# Data excerpts start
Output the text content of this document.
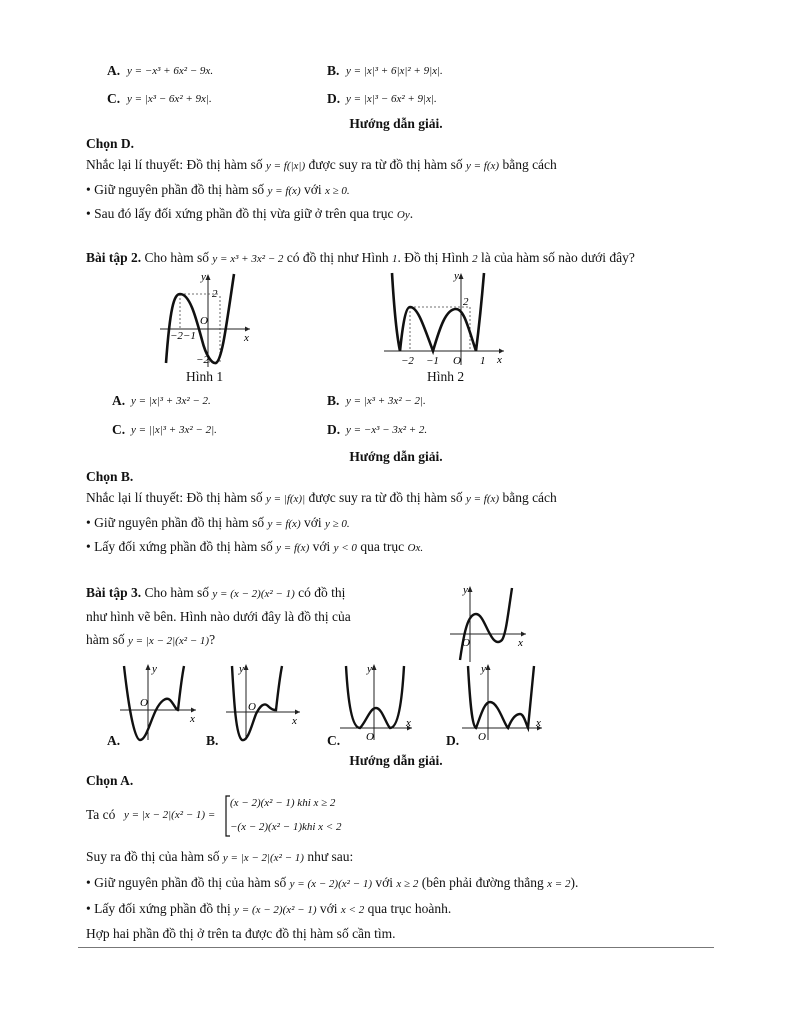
A. y = −x³ + 6x² − 9x.	B. y = |x|³ + 6|x|² + 9|x|.
C. y = |x³ − 6x² + 9x|.	D. y = |x|³ − 6x² + 9|x|.
Hướng dẫn giải.
Chọn D.
Nhắc lại lí thuyết: Đồ thị hàm số y = f(|x|) được suy ra từ đồ thị hàm số y = f(x) bằng cách
• Giữ nguyên phần đồ thị hàm số y = f(x) với x ≥ 0.
• Sau đó lấy đối xứng phần đồ thị vừa giữ ở trên qua trục Oy.
Bài tập 2. Cho hàm số y = x³ + 3x² − 2 có đồ thị như Hình 1. Đồ thị Hình 2 là của hàm số nào dưới đây?
y
x
O
2
−2−1
−2
Hình 1
y
x
O
2
−2 −1	1
Hình 2
A. y = |x|³ + 3x² − 2.	B. y = |x³ + 3x² − 2|.
C. y = ||x|³ + 3x² − 2|.	D. y = −x³ − 3x² + 2.
Hướng dẫn giải.
Chọn B.
Nhắc lại lí thuyết: Đồ thị hàm số y = |f(x)| được suy ra từ đồ thị hàm số y = f(x) bằng cách
• Giữ nguyên phần đồ thị hàm số y = f(x) với y ≥ 0.
• Lấy đối xứng phần đồ thị hàm số y = f(x) với y < 0 qua trục Ox.
Bài tập 3. Cho hàm số y = (x − 2)(x² − 1) có đồ thị
như hình vẽ bên. Hình nào dưới đây là đồ thị của
hàm số y = |x − 2|(x² − 1)?
y
x
O
y
x
O
A.
y
x
O
B.
y
x
O
C.
y
x
O
D.
Hướng dẫn giải.
Chọn A.
Ta có y = |x − 2|(x² − 1) =
(x − 2)(x² − 1) khi x ≥ 2
−(x − 2)(x² − 1)khi x < 2
Suy ra đồ thị của hàm số y = |x − 2|(x² − 1) như sau:
• Giữ nguyên phần đồ thị của hàm số y = (x − 2)(x² − 1) với x ≥ 2 (bên phải đường thẳng x = 2).
• Lấy đối xứng phần đồ thị y = (x − 2)(x² − 1) với x < 2 qua trục hoành.
Hợp hai phần đồ thị ở trên ta được đồ thị hàm số cần tìm.
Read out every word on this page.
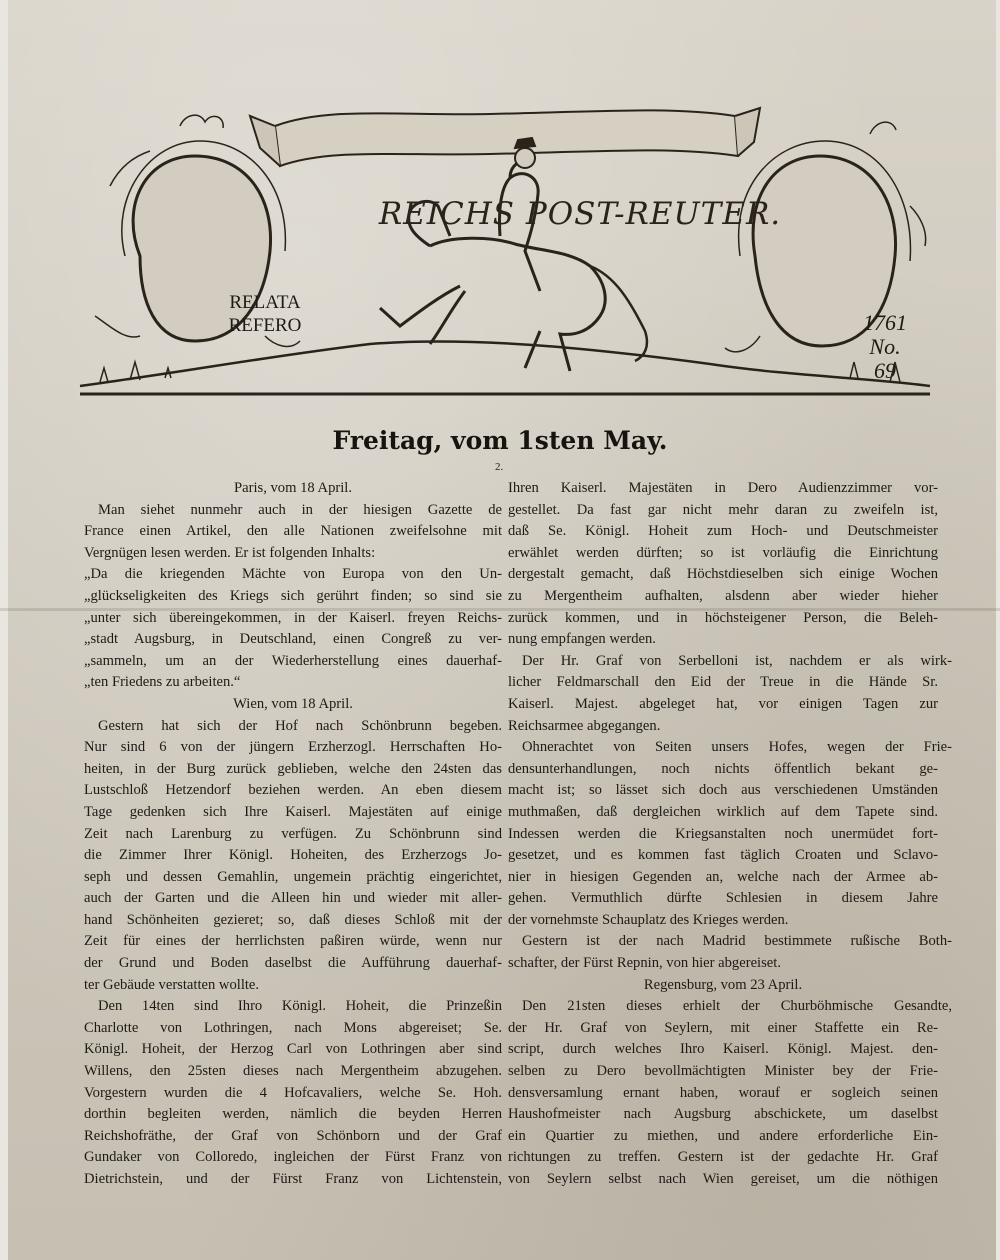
REICHS POST-REUTER.
RELATA
REFERO	1761
No.
69
2.
Freitag, vom 1sten May.
Paris, vom 18 April.
Man siehet nunmehr auch in der hiesigen Gazette de
France einen Artikel, den alle Nationen zweifelsohne mit
Vergnügen lesen werden. Er ist folgenden Inhalts:
„Da die kriegenden Mächte von Europa von den Un-
„glückseligkeiten des Kriegs sich gerührt finden; so sind sie
„unter sich übereingekommen, in der Kaiserl. freyen Reichs-
„stadt Augsburg, in Deutschland, einen Congreß zu ver-
„sammeln, um an der Wiederherstellung eines dauerhaf-
„ten Friedens zu arbeiten.“
Wien, vom 18 April.
Gestern hat sich der Hof nach Schönbrunn begeben.
Nur sind 6 von der jüngern Erzherzogl. Herrschaften Ho-
heiten, in der Burg zurück geblieben, welche den 24sten das
Lustschloß Hetzendorf beziehen werden. An eben diesem
Tage gedenken sich Ihre Kaiserl. Majestäten auf einige
Zeit nach Larenburg zu verfügen. Zu Schönbrunn sind
die Zimmer Ihrer Königl. Hoheiten, des Erzherzogs Jo-
seph und dessen Gemahlin, ungemein prächtig eingerichtet,
auch der Garten und die Alleen hin und wieder mit aller-
hand Schönheiten gezieret; so, daß dieses Schloß mit der
Zeit für eines der herrlichsten paßiren würde, wenn nur
der Grund und Boden daselbst die Aufführung dauerhaf-
ter Gebäude verstatten wollte.
Den 14ten sind Ihro Königl. Hoheit, die Prinzeßin
Charlotte von Lothringen, nach Mons abgereiset; Se.
Königl. Hoheit, der Herzog Carl von Lothringen aber sind
Willens, den 25sten dieses nach Mergentheim abzugehen.
Vorgestern wurden die 4 Hofcavaliers, welche Se. Hoh.
dorthin begleiten werden, nämlich die beyden Herren
Reichshofräthe, der Graf von Schönborn und der Graf
Gundaker von Colloredo, ingleichen der Fürst Franz von
Dietrichstein, und der Fürst Franz von Lichtenstein,
Ihren Kaiserl. Majestäten in Dero Audienzzimmer vor-
gestellet. Da fast gar nicht mehr daran zu zweifeln ist,
daß Se. Königl. Hoheit zum Hoch- und Deutschmeister
erwählet werden dürften; so ist vorläufig die Einrichtung
dergestalt gemacht, daß Höchstdieselben sich einige Wochen
zu Mergentheim aufhalten, alsdenn aber wieder hieher
zurück kommen, und in höchsteigener Person, die Beleh-
nung empfangen werden.
Der Hr. Graf von Serbelloni ist, nachdem er als wirk-
licher Feldmarschall den Eid der Treue in die Hände Sr.
Kaiserl. Majest. abgeleget hat, vor einigen Tagen zur
Reichsarmee abgegangen.
Ohnerachtet von Seiten unsers Hofes, wegen der Frie-
densunterhandlungen, noch nichts öffentlich bekant ge-
macht ist; so lässet sich doch aus verschiedenen Umständen
muthmaßen, daß dergleichen wirklich auf dem Tapete sind.
Indessen werden die Kriegsanstalten noch unermüdet fort-
gesetzet, und es kommen fast täglich Croaten und Sclavo-
nier in hiesigen Gegenden an, welche nach der Armee ab-
gehen. Vermuthlich dürfte Schlesien in diesem Jahre
der vornehmste Schauplatz des Krieges werden.
Gestern ist der nach Madrid bestimmete rußische Both-
schafter, der Fürst Repnin, von hier abgereiset.
Regensburg, vom 23 April.
Den 21sten dieses erhielt der Churböhmische Gesandte,
der Hr. Graf von Seylern, mit einer Staffette ein Re-
script, durch welches Ihro Kaiserl. Königl. Majest. den-
selben zu Dero bevollmächtigten Minister bey der Frie-
densversamlung ernant haben, worauf er sogleich seinen
Haushofmeister nach Augsburg abschickete, um daselbst
ein Quartier zu miethen, und andere erforderliche Ein-
richtungen zu treffen. Gestern ist der gedachte Hr. Graf
von Seylern selbst nach Wien gereiset, um die nöthigen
# Data excerpts end
• [Exercise prompt] Leave out the pictures and transcribe everything else exactly.

• [Answer for the task]
Output the text content of this document.
A. y = −x³ + 6x² − 9x.	B. y = |x|³ + 6|x|² + 9|x|.
C. y = |x³ − 6x² + 9x|.	D. y = |x|³ − 6x² + 9|x|.
Hướng dẫn giải.
Chọn D.
Nhắc lại lí thuyết: Đồ thị hàm số y = f(|x|) được suy ra từ đồ thị hàm số y = f(x) bằng cách
• Giữ nguyên phần đồ thị hàm số y = f(x) với x ≥ 0.
• Sau đó lấy đối xứng phần đồ thị vừa giữ ở trên qua trục Oy.
Bài tập 2. Cho hàm số y = x³ + 3x² − 2 có đồ thị như Hình 1. Đồ thị Hình 2 là của hàm số nào dưới đây?
y
x
O
2
−2−1
−2
Hình 1
y
x
O
2
−2 −1	1
Hình 2
A. y = |x|³ + 3x² − 2.	B. y = |x³ + 3x² − 2|.
C. y = ||x|³ + 3x² − 2|.	D. y = −x³ − 3x² + 2.
Hướng dẫn giải.
Chọn B.
Nhắc lại lí thuyết: Đồ thị hàm số y = |f(x)| được suy ra từ đồ thị hàm số y = f(x) bằng cách
• Giữ nguyên phần đồ thị hàm số y = f(x) với y ≥ 0.
• Lấy đối xứng phần đồ thị hàm số y = f(x) với y < 0 qua trục Ox.
Bài tập 3. Cho hàm số y = (x − 2)(x² − 1) có đồ thị
như hình vẽ bên. Hình nào dưới đây là đồ thị của
hàm số y = |x − 2|(x² − 1)?
y
x
O
y
x
O
A.
y
x
O
B.
y
x
O
C.
y
x
O
D.
Hướng dẫn giải.
Chọn A.
Ta có y = |x − 2|(x² − 1) =
(x − 2)(x² − 1) khi x ≥ 2
−(x − 2)(x² − 1)khi x < 2
Suy ra đồ thị của hàm số y = |x − 2|(x² − 1) như sau:
• Giữ nguyên phần đồ thị của hàm số y = (x − 2)(x² − 1) với x ≥ 2 (bên phải đường thẳng x = 2).
• Lấy đối xứng phần đồ thị y = (x − 2)(x² − 1) với x < 2 qua trục hoành.
Hợp hai phần đồ thị ở trên ta được đồ thị hàm số cần tìm.
Read out every word on this page.
REICHS POST-REUTER.
RELATA
REFERO	1761
No.
69
2.
Freitag, vom 1sten May.
Paris, vom 18 April.
Man siehet nunmehr auch in der hiesigen Gazette de
France einen Artikel, den alle Nationen zweifelsohne mit
Vergnügen lesen werden. Er ist folgenden Inhalts:
„Da die kriegenden Mächte von Europa von den Un-
„glückseligkeiten des Kriegs sich gerührt finden; so sind sie
„unter sich übereingekommen, in der Kaiserl. freyen Reichs-
„stadt Augsburg, in Deutschland, einen Congreß zu ver-
„sammeln, um an der Wiederherstellung eines dauerhaf-
„ten Friedens zu arbeiten.“
Wien, vom 18 April.
Gestern hat sich der Hof nach Schönbrunn begeben.
Nur sind 6 von der jüngern Erzherzogl. Herrschaften Ho-
heiten, in der Burg zurück geblieben, welche den 24sten das
Lustschloß Hetzendorf beziehen werden. An eben diesem
Tage gedenken sich Ihre Kaiserl. Majestäten auf einige
Zeit nach Larenburg zu verfügen. Zu Schönbrunn sind
die Zimmer Ihrer Königl. Hoheiten, des Erzherzogs Jo-
seph und dessen Gemahlin, ungemein prächtig eingerichtet,
auch der Garten und die Alleen hin und wieder mit aller-
hand Schönheiten gezieret; so, daß dieses Schloß mit der
Zeit für eines der herrlichsten paßiren würde, wenn nur
der Grund und Boden daselbst die Aufführung dauerhaf-
ter Gebäude verstatten wollte.
Den 14ten sind Ihro Königl. Hoheit, die Prinzeßin
Charlotte von Lothringen, nach Mons abgereiset; Se.
Königl. Hoheit, der Herzog Carl von Lothringen aber sind
Willens, den 25sten dieses nach Mergentheim abzugehen.
Vorgestern wurden die 4 Hofcavaliers, welche Se. Hoh.
dorthin begleiten werden, nämlich die beyden Herren
Reichshofräthe, der Graf von Schönborn und der Graf
Gundaker von Colloredo, ingleichen der Fürst Franz von
Dietrichstein, und der Fürst Franz von Lichtenstein,
Ihren Kaiserl. Majestäten in Dero Audienzzimmer vor-
gestellet. Da fast gar nicht mehr daran zu zweifeln ist,
daß Se. Königl. Hoheit zum Hoch- und Deutschmeister
erwählet werden dürften; so ist vorläufig die Einrichtung
dergestalt gemacht, daß Höchstdieselben sich einige Wochen
zu Mergentheim aufhalten, alsdenn aber wieder hieher
zurück kommen, und in höchsteigener Person, die Beleh-
nung empfangen werden.
Der Hr. Graf von Serbelloni ist, nachdem er als wirk-
licher Feldmarschall den Eid der Treue in die Hände Sr.
Kaiserl. Majest. abgeleget hat, vor einigen Tagen zur
Reichsarmee abgegangen.
Ohnerachtet von Seiten unsers Hofes, wegen der Frie-
densunterhandlungen, noch nichts öffentlich bekant ge-
macht ist; so lässet sich doch aus verschiedenen Umständen
muthmaßen, daß dergleichen wirklich auf dem Tapete sind.
Indessen werden die Kriegsanstalten noch unermüdet fort-
gesetzet, und es kommen fast täglich Croaten und Sclavo-
nier in hiesigen Gegenden an, welche nach der Armee ab-
gehen. Vermuthlich dürfte Schlesien in diesem Jahre
der vornehmste Schauplatz des Krieges werden.
Gestern ist der nach Madrid bestimmete rußische Both-
schafter, der Fürst Repnin, von hier abgereiset.
Regensburg, vom 23 April.
Den 21sten dieses erhielt der Churböhmische Gesandte,
der Hr. Graf von Seylern, mit einer Staffette ein Re-
script, durch welches Ihro Kaiserl. Königl. Majest. den-
selben zu Dero bevollmächtigten Minister bey der Frie-
densversamlung ernant haben, worauf er sogleich seinen
Haushofmeister nach Augsburg abschickete, um daselbst
ein Quartier zu miethen, und andere erforderliche Ein-
richtungen zu treffen. Gestern ist der gedachte Hr. Graf
von Seylern selbst nach Wien gereiset, um die nöthigen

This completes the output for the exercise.